Description of the task
Return every one of the following entries verbatim, with each character unchanged.

Given records
━━━━━━━━

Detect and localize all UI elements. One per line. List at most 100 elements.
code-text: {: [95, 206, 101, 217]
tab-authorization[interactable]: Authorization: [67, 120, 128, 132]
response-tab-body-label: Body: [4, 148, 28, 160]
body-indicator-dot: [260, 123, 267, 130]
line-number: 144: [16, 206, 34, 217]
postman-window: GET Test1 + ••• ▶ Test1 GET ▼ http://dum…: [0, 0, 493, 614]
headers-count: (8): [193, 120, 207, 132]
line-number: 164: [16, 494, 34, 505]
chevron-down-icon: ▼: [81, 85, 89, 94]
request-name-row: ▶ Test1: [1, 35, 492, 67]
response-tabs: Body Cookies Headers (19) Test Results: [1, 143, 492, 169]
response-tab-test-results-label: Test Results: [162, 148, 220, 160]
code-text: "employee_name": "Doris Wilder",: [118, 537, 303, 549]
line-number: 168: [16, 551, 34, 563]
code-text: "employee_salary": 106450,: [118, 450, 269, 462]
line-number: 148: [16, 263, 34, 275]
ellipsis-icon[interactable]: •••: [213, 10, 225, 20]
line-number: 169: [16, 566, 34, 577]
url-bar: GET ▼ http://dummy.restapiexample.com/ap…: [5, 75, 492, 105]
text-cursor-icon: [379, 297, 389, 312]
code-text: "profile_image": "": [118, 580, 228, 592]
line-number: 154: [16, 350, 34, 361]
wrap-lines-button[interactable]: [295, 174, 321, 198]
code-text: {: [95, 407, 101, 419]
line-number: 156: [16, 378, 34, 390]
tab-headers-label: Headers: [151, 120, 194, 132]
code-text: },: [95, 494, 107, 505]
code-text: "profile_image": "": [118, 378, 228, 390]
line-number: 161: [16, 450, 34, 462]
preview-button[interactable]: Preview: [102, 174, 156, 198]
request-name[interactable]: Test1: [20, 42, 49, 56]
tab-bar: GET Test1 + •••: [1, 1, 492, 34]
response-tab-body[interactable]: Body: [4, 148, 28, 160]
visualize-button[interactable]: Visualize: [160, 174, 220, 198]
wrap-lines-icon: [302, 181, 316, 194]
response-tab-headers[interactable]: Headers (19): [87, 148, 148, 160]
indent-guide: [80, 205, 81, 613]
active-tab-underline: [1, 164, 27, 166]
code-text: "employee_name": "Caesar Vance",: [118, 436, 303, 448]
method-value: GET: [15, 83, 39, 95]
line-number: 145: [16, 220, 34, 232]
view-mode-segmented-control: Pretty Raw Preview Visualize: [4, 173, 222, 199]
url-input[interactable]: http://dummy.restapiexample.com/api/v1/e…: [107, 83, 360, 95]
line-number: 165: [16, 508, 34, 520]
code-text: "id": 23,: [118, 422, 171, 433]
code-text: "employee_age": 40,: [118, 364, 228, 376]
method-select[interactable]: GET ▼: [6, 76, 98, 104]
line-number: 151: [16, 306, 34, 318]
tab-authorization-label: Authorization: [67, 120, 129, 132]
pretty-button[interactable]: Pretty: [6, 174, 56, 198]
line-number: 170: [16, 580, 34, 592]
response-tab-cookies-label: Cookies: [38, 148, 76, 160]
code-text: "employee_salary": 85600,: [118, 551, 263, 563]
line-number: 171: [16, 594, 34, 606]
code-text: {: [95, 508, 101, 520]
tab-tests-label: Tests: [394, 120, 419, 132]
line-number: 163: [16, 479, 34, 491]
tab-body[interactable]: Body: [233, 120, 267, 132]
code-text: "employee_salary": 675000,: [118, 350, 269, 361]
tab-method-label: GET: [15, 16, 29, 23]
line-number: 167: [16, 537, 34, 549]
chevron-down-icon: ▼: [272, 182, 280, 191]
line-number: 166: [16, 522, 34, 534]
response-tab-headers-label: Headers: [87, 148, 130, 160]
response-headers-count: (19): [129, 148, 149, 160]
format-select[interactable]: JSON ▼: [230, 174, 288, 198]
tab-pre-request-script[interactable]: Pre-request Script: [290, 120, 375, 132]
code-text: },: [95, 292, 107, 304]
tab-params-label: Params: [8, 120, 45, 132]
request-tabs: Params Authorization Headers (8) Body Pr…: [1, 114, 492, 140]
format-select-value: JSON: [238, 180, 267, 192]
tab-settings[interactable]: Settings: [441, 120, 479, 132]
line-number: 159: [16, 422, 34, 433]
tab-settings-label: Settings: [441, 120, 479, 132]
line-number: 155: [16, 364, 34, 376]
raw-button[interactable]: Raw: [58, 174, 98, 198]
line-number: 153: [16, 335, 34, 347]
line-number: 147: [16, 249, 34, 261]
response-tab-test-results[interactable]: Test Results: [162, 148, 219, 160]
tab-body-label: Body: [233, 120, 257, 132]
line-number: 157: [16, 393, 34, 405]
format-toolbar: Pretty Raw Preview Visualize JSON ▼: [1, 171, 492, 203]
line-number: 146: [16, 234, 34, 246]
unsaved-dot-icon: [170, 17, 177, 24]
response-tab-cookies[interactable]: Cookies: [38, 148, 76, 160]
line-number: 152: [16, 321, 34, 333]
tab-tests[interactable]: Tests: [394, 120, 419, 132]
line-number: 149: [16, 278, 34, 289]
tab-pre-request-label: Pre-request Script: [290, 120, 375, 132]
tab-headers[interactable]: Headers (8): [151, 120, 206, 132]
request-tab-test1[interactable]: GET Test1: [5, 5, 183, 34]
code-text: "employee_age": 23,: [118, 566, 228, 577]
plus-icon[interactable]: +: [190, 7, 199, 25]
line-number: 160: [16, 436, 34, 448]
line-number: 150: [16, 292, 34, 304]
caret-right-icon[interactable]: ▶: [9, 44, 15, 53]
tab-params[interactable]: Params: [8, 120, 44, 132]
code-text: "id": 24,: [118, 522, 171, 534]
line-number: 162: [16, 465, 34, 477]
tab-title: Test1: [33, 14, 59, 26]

━━━━━━━━

Task output
Detect and localize all UI elements. One per line. List at most 100 elements.
code-text: {: [95, 206, 101, 217]
tab-authorization[interactable]: Authorization: [67, 120, 128, 132]
response-tab-body-label: Body: [4, 148, 28, 160]
body-indicator-dot: [260, 123, 267, 130]
line-number: 144: [16, 206, 34, 217]
postman-window: GET Test1 + ••• ▶ Test1 GET ▼ http://dum…: [0, 0, 493, 614]
headers-count: (8): [193, 120, 207, 132]
line-number: 164: [16, 494, 34, 505]
chevron-down-icon: ▼: [81, 85, 89, 94]
request-name-row: ▶ Test1: [1, 35, 492, 67]
response-tabs: Body Cookies Headers (19) Test Results: [1, 143, 492, 169]
response-tab-test-results-label: Test Results: [162, 148, 220, 160]
code-text: "employee_name": "Doris Wilder",: [118, 537, 303, 549]
line-number: 168: [16, 551, 34, 563]
code-text: "employee_salary": 106450,: [118, 450, 269, 462]
line-number: 148: [16, 263, 34, 275]
ellipsis-icon[interactable]: •••: [213, 10, 225, 20]
line-number: 169: [16, 566, 34, 577]
url-bar: GET ▼ http://dummy.restapiexample.com/ap…: [5, 75, 492, 105]
text-cursor-icon: [379, 297, 389, 312]
code-text: "profile_image": "": [118, 580, 228, 592]
line-number: 154: [16, 350, 34, 361]
wrap-lines-button[interactable]: [295, 174, 321, 198]
code-text: {: [95, 407, 101, 419]
line-number: 156: [16, 378, 34, 390]
tab-headers-label: Headers: [151, 120, 194, 132]
code-text: },: [95, 494, 107, 505]
code-text: "profile_image": "": [118, 378, 228, 390]
line-number: 161: [16, 450, 34, 462]
preview-button[interactable]: Preview: [102, 174, 156, 198]
request-name[interactable]: Test1: [20, 42, 49, 56]
tab-bar: GET Test1 + •••: [1, 1, 492, 34]
response-tab-body[interactable]: Body: [4, 148, 28, 160]
visualize-button[interactable]: Visualize: [160, 174, 220, 198]
wrap-lines-icon: [302, 181, 316, 194]
response-tab-headers[interactable]: Headers (19): [87, 148, 148, 160]
indent-guide: [80, 205, 81, 613]
active-tab-underline: [1, 164, 27, 166]
code-text: "employee_name": "Caesar Vance",: [118, 436, 303, 448]
method-value: GET: [15, 83, 39, 95]
line-number: 145: [16, 220, 34, 232]
view-mode-segmented-control: Pretty Raw Preview Visualize: [4, 173, 222, 199]
url-input[interactable]: http://dummy.restapiexample.com/api/v1/e…: [107, 83, 360, 95]
line-number: 165: [16, 508, 34, 520]
code-text: "id": 23,: [118, 422, 171, 433]
code-text: "employee_age": 40,: [118, 364, 228, 376]
method-select[interactable]: GET ▼: [6, 76, 98, 104]
line-number: 151: [16, 306, 34, 318]
tab-authorization-label: Authorization: [67, 120, 129, 132]
pretty-button[interactable]: Pretty: [6, 174, 56, 198]
line-number: 170: [16, 580, 34, 592]
response-tab-cookies-label: Cookies: [38, 148, 76, 160]
code-text: "employee_salary": 85600,: [118, 551, 263, 563]
line-number: 171: [16, 594, 34, 606]
code-text: {: [95, 508, 101, 520]
tab-tests-label: Tests: [394, 120, 419, 132]
line-number: 163: [16, 479, 34, 491]
tab-body[interactable]: Body: [233, 120, 267, 132]
code-text: "employee_salary": 675000,: [118, 350, 269, 361]
tab-method-label: GET: [15, 16, 29, 23]
line-number: 167: [16, 537, 34, 549]
chevron-down-icon: ▼: [272, 182, 280, 191]
line-number: 166: [16, 522, 34, 534]
response-tab-headers-label: Headers: [87, 148, 130, 160]
response-headers-count: (19): [129, 148, 149, 160]
format-select[interactable]: JSON ▼: [230, 174, 288, 198]
tab-pre-request-script[interactable]: Pre-request Script: [290, 120, 375, 132]
code-text: },: [95, 292, 107, 304]
tab-params-label: Params: [8, 120, 45, 132]
request-tabs: Params Authorization Headers (8) Body Pr…: [1, 114, 492, 140]
format-select-value: JSON: [238, 180, 267, 192]
tab-settings[interactable]: Settings: [441, 120, 479, 132]
line-number: 159: [16, 422, 34, 433]
tab-settings-label: Settings: [441, 120, 479, 132]
line-number: 155: [16, 364, 34, 376]
raw-button[interactable]: Raw: [58, 174, 98, 198]
line-number: 153: [16, 335, 34, 347]
line-number: 147: [16, 249, 34, 261]
response-tab-test-results[interactable]: Test Results: [162, 148, 219, 160]
tab-body-label: Body: [233, 120, 257, 132]
line-number: 157: [16, 393, 34, 405]
format-toolbar: Pretty Raw Preview Visualize JSON ▼: [1, 171, 492, 203]
line-number: 146: [16, 234, 34, 246]
unsaved-dot-icon: [170, 17, 177, 24]
response-tab-cookies[interactable]: Cookies: [38, 148, 76, 160]
line-number: 152: [16, 321, 34, 333]
tab-tests[interactable]: Tests: [394, 120, 419, 132]
line-number: 149: [16, 278, 34, 289]
tab-pre-request-label: Pre-request Script: [290, 120, 375, 132]
tab-headers[interactable]: Headers (8): [151, 120, 206, 132]
request-tab-test1[interactable]: GET Test1: [5, 5, 183, 34]
code-text: "employee_age": 23,: [118, 566, 228, 577]
plus-icon[interactable]: +: [190, 7, 199, 25]
line-number: 160: [16, 436, 34, 448]
line-number: 150: [16, 292, 34, 304]
caret-right-icon[interactable]: ▶: [9, 44, 15, 53]
tab-params[interactable]: Params: [8, 120, 44, 132]
code-text: "id": 24,: [118, 522, 171, 534]
line-number: 162: [16, 465, 34, 477]
tab-title: Test1: [33, 14, 59, 26]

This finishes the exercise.